# Start of Material for the task

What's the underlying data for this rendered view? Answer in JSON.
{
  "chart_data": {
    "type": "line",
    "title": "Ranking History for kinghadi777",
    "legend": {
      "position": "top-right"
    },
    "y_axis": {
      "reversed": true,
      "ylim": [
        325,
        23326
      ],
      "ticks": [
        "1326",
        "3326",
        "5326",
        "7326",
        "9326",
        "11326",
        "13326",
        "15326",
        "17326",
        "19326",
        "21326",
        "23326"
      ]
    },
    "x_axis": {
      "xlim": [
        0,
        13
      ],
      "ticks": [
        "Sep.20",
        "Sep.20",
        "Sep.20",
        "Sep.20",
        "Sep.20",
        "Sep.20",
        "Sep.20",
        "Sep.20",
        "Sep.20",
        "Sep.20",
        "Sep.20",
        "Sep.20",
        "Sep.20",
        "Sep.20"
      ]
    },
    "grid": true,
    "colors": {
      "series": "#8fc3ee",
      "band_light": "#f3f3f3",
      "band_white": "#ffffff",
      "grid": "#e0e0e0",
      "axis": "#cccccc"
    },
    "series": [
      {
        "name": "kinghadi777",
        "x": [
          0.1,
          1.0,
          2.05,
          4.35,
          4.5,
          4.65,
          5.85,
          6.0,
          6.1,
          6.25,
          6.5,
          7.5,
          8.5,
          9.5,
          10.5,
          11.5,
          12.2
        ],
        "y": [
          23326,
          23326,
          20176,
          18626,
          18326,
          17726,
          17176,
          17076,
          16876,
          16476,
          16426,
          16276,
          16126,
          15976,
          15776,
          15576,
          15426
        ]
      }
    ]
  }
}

# End of Material for the task

What you will do: Print all of the data exactly as it was given.

Response below:
What's the underlying data for this rendered view? Answer in JSON.
{
  "chart_data": {
    "type": "line",
    "title": "Ranking History for kinghadi777",
    "legend": {
      "position": "top-right"
    },
    "y_axis": {
      "reversed": true,
      "ylim": [
        325,
        23326
      ],
      "ticks": [
        "1326",
        "3326",
        "5326",
        "7326",
        "9326",
        "11326",
        "13326",
        "15326",
        "17326",
        "19326",
        "21326",
        "23326"
      ]
    },
    "x_axis": {
      "xlim": [
        0,
        13
      ],
      "ticks": [
        "Sep.20",
        "Sep.20",
        "Sep.20",
        "Sep.20",
        "Sep.20",
        "Sep.20",
        "Sep.20",
        "Sep.20",
        "Sep.20",
        "Sep.20",
        "Sep.20",
        "Sep.20",
        "Sep.20",
        "Sep.20"
      ]
    },
    "grid": true,
    "colors": {
      "series": "#8fc3ee",
      "band_light": "#f3f3f3",
      "band_white": "#ffffff",
      "grid": "#e0e0e0",
      "axis": "#cccccc"
    },
    "series": [
      {
        "name": "kinghadi777",
        "x": [
          0.1,
          1.0,
          2.05,
          4.35,
          4.5,
          4.65,
          5.85,
          6.0,
          6.1,
          6.25,
          6.5,
          7.5,
          8.5,
          9.5,
          10.5,
          11.5,
          12.2
        ],
        "y": [
          23326,
          23326,
          20176,
          18626,
          18326,
          17726,
          17176,
          17076,
          16876,
          16476,
          16426,
          16276,
          16126,
          15976,
          15776,
          15576,
          15426
        ]
      }
    ]
  }
}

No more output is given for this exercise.